## begin Supplied passage

China’s East China Sea ADIZ: Framing Japan to Help Washington Understand

Publication: China Brief Volume: 13 Issue: 24

This map, published by the Chinese Ministry of Defense, shows the boundaries of the new air defense zone.

On November 23, Beijing announced that a new Air Defense Identification Zone (ADIZ) would go into effect over the East China Sea, overlapping existing Japanese and South Korean ADIZ, requiring all air traffic passing through the zone to file flight information irrespective of its destination. Despite eliciting strong responses from Tokyo and Washington as well as restrained but negative responses from Seoul, Taipei and Canberra, China claimed the ADIZ was a routine measure for improving awareness of its airspace and protecting its national security without any ulterior motive (China Daily, November 30; PLA Daily, November 27; Xinhua, November 25; Yonhap News, November 25, Xinhua, November 23). Maintaining an ADIZ is a relatively common practice, but Beijing’s justification for the new zone rested explicitly on its disputed claim over the Diaoyu (or Senkaku) Islands (Xinhua, November 25). From the beginning, Beijing has appeared prepared to address specific foreign concerns, manage diplomatic backlash, and coordinate the launching and publicizing of air patrols. This suggests a deliberate action, even if the reasons for why now remain mysterious. The ways in which Beijing described the ADIZ’s establishment indicates China has used this opportunity not only to reinforce its claim on the Diaoyu Islands, but also to drive a wedge between Japan and the United States.

## end Supplied passage

__Objective A__:
Quote the ADIZ article word for word from "China’s East China" up to and including "air defense zone.".
__Objective B__:
Write the next part of the article on China's East China Sea air defense zone, picking up after its final sentence.
The material that follows comes from a separate source.

## begin Provided data

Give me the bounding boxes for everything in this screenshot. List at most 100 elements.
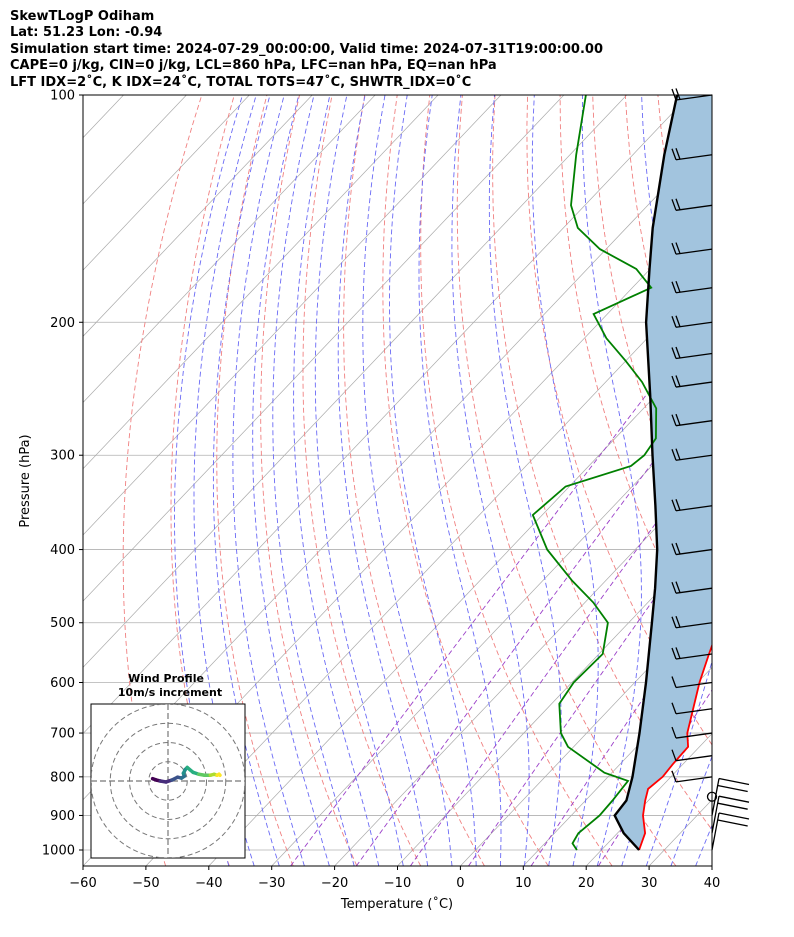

## end Provided data
## begin Provided data

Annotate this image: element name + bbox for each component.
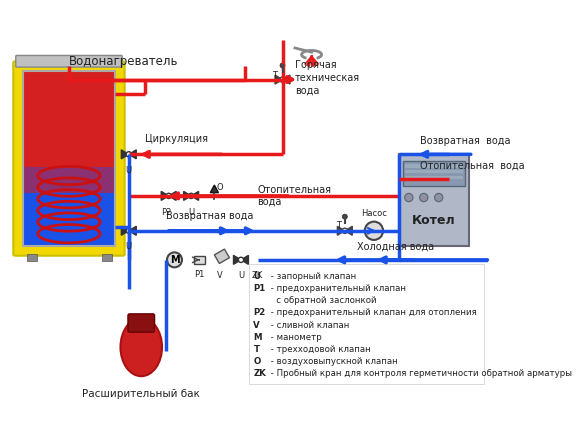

## end Provided data

__Task result A__:
China’s East China Sea ADIZ: Framing Japan to Help Washington Understand

Publication: China Brief Volume: 13 Issue: 24

This map, published by the Chinese Ministry of Defense, shows the boundaries of the new air defense zone.

__Task result B__:
The Execution of Policy, Not the Incitement of Crisis

One of the most notable features of China’s presentation of the ADIZ and its policies is the absence of crisis language. As Paul Godwin and Alice Miller have chronicled, Beijing makes steadily escalating statements prior to using military force—a feature noted in China’s wars since 1949. [1] The principle mouthpieces of the party, while refuting Japanese and U.S. protestations, have remained relatively tame in their language. Only one statement in an institutional, unsigned editorial in the military’s paper evoked this kind of warning:

We especially hope that some individual countries will give up their pride and prejudice. They shouldn’t be blinded by their own selfishness so as to underestimate the Chinese people and the Chinese military’s resolute determination to safeguard China’s national sovereignty and security as well as the regional peace and stability” (PLA Daily, November 25).

In addition to the absence of crisis language from authoritative outlets, the ADIZ story was not initially played up in China media web portals and required deliberate interest in defense news to find. This further demonstrates China’s effort to present the formation of the ADIZ in a low-key manner.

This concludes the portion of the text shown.